**EXERCISE INPUTS:**
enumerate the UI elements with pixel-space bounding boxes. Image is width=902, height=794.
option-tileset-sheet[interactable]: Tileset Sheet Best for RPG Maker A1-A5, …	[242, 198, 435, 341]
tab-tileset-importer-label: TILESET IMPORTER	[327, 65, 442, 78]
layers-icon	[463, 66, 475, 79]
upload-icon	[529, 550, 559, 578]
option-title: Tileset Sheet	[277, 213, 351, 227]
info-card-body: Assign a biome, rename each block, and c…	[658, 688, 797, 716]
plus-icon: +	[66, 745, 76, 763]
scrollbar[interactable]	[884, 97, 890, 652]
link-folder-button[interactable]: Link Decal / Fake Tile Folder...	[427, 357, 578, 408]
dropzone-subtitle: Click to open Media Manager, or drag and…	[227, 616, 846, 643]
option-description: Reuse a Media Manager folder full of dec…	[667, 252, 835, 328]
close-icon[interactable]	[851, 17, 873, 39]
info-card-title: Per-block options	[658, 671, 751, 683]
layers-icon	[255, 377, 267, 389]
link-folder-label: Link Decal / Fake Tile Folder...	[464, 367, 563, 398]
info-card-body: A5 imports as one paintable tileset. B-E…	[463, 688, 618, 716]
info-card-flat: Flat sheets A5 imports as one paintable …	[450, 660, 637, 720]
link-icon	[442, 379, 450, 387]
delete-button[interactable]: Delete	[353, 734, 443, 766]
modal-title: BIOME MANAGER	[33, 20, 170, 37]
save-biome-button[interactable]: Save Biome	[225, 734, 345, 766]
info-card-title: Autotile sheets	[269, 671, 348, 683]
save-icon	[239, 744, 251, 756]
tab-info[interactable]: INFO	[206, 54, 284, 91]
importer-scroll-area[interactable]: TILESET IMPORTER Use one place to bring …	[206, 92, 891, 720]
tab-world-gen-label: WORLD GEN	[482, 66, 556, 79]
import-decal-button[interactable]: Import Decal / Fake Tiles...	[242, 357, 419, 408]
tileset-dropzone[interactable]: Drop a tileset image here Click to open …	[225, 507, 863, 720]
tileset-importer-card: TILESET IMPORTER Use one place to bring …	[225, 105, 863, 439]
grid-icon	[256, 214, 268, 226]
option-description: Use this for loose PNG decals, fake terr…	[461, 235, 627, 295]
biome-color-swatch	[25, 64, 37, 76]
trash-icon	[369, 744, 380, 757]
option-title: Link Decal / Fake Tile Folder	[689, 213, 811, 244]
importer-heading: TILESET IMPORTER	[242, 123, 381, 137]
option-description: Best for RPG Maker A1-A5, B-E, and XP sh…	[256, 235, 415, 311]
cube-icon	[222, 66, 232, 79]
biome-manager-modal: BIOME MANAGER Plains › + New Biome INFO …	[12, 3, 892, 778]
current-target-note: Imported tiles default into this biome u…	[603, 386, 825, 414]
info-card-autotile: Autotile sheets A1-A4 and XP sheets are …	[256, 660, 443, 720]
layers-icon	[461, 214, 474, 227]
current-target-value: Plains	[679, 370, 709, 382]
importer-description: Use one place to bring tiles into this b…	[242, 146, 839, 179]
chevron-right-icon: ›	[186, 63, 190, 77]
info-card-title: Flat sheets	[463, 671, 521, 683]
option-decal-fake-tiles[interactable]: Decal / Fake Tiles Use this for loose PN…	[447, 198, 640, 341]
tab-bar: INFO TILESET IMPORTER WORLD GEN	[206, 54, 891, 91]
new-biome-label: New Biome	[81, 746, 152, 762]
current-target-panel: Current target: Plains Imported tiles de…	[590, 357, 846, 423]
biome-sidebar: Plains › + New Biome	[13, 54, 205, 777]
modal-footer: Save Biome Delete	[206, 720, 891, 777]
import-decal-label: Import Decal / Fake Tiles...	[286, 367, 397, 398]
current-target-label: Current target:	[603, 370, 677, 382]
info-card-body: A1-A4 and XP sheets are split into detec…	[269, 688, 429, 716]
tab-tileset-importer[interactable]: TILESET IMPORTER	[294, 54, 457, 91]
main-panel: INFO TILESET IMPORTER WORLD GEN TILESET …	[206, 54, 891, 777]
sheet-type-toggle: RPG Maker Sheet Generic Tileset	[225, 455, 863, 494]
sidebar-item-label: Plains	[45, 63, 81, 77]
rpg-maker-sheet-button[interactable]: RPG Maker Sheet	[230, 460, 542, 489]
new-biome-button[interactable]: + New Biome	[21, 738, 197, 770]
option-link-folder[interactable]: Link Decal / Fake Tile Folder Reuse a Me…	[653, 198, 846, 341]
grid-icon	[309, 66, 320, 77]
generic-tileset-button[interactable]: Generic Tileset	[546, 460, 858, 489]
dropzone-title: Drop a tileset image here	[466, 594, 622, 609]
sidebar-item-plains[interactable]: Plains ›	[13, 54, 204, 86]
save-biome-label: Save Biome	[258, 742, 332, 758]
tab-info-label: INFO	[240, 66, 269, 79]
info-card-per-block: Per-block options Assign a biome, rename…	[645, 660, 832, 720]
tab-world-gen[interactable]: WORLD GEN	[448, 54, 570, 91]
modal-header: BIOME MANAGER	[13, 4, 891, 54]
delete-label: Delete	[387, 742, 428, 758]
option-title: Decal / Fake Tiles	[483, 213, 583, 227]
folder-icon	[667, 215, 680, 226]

**PROBLEM REQUIREMENTS:**
Copy out every line of the records above, unchanged.

**EXERCISE OUTPUT:**
enumerate the UI elements with pixel-space bounding boxes. Image is width=902, height=794.
option-tileset-sheet[interactable]: Tileset Sheet Best for RPG Maker A1-A5, …	[242, 198, 435, 341]
tab-tileset-importer-label: TILESET IMPORTER	[327, 65, 442, 78]
layers-icon	[463, 66, 475, 79]
upload-icon	[529, 550, 559, 578]
option-title: Tileset Sheet	[277, 213, 351, 227]
info-card-body: Assign a biome, rename each block, and c…	[658, 688, 797, 716]
plus-icon: +	[66, 745, 76, 763]
scrollbar[interactable]	[884, 97, 890, 652]
link-folder-button[interactable]: Link Decal / Fake Tile Folder...	[427, 357, 578, 408]
dropzone-subtitle: Click to open Media Manager, or drag and…	[227, 616, 846, 643]
option-description: Reuse a Media Manager folder full of dec…	[667, 252, 835, 328]
close-icon[interactable]	[851, 17, 873, 39]
info-card-title: Per-block options	[658, 671, 751, 683]
layers-icon	[255, 377, 267, 389]
link-folder-label: Link Decal / Fake Tile Folder...	[464, 367, 563, 398]
info-card-body: A5 imports as one paintable tileset. B-E…	[463, 688, 618, 716]
info-card-flat: Flat sheets A5 imports as one paintable …	[450, 660, 637, 720]
link-icon	[442, 379, 450, 387]
delete-button[interactable]: Delete	[353, 734, 443, 766]
modal-title: BIOME MANAGER	[33, 20, 170, 37]
save-biome-button[interactable]: Save Biome	[225, 734, 345, 766]
info-card-title: Autotile sheets	[269, 671, 348, 683]
save-icon	[239, 744, 251, 756]
tab-info[interactable]: INFO	[206, 54, 284, 91]
importer-scroll-area[interactable]: TILESET IMPORTER Use one place to bring …	[206, 92, 891, 720]
tab-world-gen-label: WORLD GEN	[482, 66, 556, 79]
import-decal-button[interactable]: Import Decal / Fake Tiles...	[242, 357, 419, 408]
tileset-dropzone[interactable]: Drop a tileset image here Click to open …	[225, 507, 863, 720]
tileset-importer-card: TILESET IMPORTER Use one place to bring …	[225, 105, 863, 439]
grid-icon	[256, 214, 268, 226]
option-description: Use this for loose PNG decals, fake terr…	[461, 235, 627, 295]
biome-color-swatch	[25, 64, 37, 76]
trash-icon	[369, 744, 380, 757]
option-title: Link Decal / Fake Tile Folder	[689, 213, 811, 244]
importer-heading: TILESET IMPORTER	[242, 123, 381, 137]
option-description: Best for RPG Maker A1-A5, B-E, and XP sh…	[256, 235, 415, 311]
cube-icon	[222, 66, 232, 79]
biome-manager-modal: BIOME MANAGER Plains › + New Biome INFO …	[12, 3, 892, 778]
current-target-note: Imported tiles default into this biome u…	[603, 386, 825, 414]
info-card-autotile: Autotile sheets A1-A4 and XP sheets are …	[256, 660, 443, 720]
layers-icon	[461, 214, 474, 227]
current-target-value: Plains	[679, 370, 709, 382]
importer-description: Use one place to bring tiles into this b…	[242, 146, 839, 179]
chevron-right-icon: ›	[186, 63, 190, 77]
info-card-title: Flat sheets	[463, 671, 521, 683]
option-decal-fake-tiles[interactable]: Decal / Fake Tiles Use this for loose PN…	[447, 198, 640, 341]
tab-bar: INFO TILESET IMPORTER WORLD GEN	[206, 54, 891, 91]
new-biome-label: New Biome	[81, 746, 152, 762]
current-target-panel: Current target: Plains Imported tiles de…	[590, 357, 846, 423]
biome-sidebar: Plains › + New Biome	[13, 54, 205, 777]
modal-footer: Save Biome Delete	[206, 720, 891, 777]
import-decal-label: Import Decal / Fake Tiles...	[286, 367, 397, 398]
current-target-label: Current target:	[603, 370, 677, 382]
info-card-body: A1-A4 and XP sheets are split into detec…	[269, 688, 429, 716]
tab-tileset-importer[interactable]: TILESET IMPORTER	[294, 54, 457, 91]
main-panel: INFO TILESET IMPORTER WORLD GEN TILESET …	[206, 54, 891, 777]
sheet-type-toggle: RPG Maker Sheet Generic Tileset	[225, 455, 863, 494]
sidebar-item-label: Plains	[45, 63, 81, 77]
rpg-maker-sheet-button[interactable]: RPG Maker Sheet	[230, 460, 542, 489]
new-biome-button[interactable]: + New Biome	[21, 738, 197, 770]
option-link-folder[interactable]: Link Decal / Fake Tile Folder Reuse a Me…	[653, 198, 846, 341]
grid-icon	[309, 66, 320, 77]
generic-tileset-button[interactable]: Generic Tileset	[546, 460, 858, 489]
dropzone-title: Drop a tileset image here	[466, 594, 622, 609]
sidebar-item-plains[interactable]: Plains ›	[13, 54, 204, 86]
save-biome-label: Save Biome	[258, 742, 332, 758]
tab-info-label: INFO	[240, 66, 269, 79]
info-card-per-block: Per-block options Assign a biome, rename…	[645, 660, 832, 720]
tab-world-gen[interactable]: WORLD GEN	[448, 54, 570, 91]
modal-header: BIOME MANAGER	[13, 4, 891, 54]
delete-label: Delete	[387, 742, 428, 758]
option-title: Decal / Fake Tiles	[483, 213, 583, 227]
folder-icon	[667, 215, 680, 226]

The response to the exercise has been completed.